_Task statement_
Search the material below for the string "mandement" and extract each line that has it.

************

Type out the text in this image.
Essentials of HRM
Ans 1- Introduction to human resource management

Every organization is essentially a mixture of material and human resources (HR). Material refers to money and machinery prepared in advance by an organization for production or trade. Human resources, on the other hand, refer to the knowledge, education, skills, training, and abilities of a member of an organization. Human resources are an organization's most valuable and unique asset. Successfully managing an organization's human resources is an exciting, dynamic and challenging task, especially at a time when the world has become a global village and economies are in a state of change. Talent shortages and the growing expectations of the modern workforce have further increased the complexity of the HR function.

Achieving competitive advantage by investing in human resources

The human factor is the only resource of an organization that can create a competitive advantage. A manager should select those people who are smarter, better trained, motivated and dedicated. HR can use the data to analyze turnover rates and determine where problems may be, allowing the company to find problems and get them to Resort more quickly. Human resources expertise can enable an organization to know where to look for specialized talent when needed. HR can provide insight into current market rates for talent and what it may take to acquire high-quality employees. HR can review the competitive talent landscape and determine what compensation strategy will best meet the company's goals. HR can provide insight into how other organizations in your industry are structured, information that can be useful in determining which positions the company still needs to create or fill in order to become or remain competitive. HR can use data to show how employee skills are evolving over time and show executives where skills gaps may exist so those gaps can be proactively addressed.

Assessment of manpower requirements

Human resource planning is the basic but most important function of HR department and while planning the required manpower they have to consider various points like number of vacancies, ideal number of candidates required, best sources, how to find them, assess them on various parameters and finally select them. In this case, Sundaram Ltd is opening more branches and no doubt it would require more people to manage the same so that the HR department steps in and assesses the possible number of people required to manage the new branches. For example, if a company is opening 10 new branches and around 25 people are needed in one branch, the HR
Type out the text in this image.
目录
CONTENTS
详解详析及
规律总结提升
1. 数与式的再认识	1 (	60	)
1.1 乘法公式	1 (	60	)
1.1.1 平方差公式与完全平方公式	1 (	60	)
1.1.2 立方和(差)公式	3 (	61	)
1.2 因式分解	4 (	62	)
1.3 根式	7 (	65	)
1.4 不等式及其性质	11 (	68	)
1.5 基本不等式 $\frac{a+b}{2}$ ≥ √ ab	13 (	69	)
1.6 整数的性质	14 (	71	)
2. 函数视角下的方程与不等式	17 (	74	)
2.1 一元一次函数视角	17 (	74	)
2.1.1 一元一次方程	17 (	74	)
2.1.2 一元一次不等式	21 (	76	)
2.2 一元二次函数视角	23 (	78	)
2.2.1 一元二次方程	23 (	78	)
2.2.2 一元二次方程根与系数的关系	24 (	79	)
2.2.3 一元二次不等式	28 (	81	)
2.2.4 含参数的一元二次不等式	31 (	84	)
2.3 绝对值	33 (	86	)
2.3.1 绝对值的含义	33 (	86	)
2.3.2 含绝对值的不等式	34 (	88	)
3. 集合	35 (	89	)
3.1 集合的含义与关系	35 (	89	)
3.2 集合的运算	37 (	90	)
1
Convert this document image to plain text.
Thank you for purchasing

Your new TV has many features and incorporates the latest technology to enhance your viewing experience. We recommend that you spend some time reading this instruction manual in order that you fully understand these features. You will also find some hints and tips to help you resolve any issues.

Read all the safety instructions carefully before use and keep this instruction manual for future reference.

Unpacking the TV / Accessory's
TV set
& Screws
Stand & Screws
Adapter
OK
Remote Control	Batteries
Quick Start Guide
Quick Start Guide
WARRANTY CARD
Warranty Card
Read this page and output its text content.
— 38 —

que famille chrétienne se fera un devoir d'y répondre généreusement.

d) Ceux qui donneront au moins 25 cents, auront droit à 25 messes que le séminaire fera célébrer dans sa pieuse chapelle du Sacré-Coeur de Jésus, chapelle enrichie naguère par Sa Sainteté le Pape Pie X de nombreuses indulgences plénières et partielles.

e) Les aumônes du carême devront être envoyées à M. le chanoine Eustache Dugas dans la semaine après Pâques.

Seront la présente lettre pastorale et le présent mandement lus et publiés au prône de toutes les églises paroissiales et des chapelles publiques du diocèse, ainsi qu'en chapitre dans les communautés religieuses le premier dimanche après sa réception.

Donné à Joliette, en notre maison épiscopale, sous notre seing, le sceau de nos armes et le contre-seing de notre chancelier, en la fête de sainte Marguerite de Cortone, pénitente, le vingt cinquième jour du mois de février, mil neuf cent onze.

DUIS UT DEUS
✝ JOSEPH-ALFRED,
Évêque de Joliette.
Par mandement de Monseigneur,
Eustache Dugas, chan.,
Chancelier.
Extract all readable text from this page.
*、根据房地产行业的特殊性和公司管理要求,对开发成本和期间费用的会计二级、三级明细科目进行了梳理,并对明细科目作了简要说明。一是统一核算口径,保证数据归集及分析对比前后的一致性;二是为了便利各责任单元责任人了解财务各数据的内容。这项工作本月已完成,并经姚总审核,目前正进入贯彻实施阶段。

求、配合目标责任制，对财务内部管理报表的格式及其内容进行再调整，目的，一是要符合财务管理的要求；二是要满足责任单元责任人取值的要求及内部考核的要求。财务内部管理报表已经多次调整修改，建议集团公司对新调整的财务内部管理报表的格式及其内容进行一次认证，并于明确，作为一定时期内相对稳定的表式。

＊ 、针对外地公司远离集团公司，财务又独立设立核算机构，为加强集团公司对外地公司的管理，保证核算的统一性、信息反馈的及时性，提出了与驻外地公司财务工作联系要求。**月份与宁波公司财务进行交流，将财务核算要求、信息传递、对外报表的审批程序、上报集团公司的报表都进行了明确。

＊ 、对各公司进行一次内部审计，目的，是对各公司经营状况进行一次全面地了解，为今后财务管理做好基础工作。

************

_Solution_
Seront la présente lettre pastorale et le présent mandement lus et publiés au prône de toutes les églises paroissiales et des chapelles publiques du diocèse, ainsi qu'en chapitre dans les communautés religieuses le premier dimanche après sa réception.
Par mandement de Monseigneur,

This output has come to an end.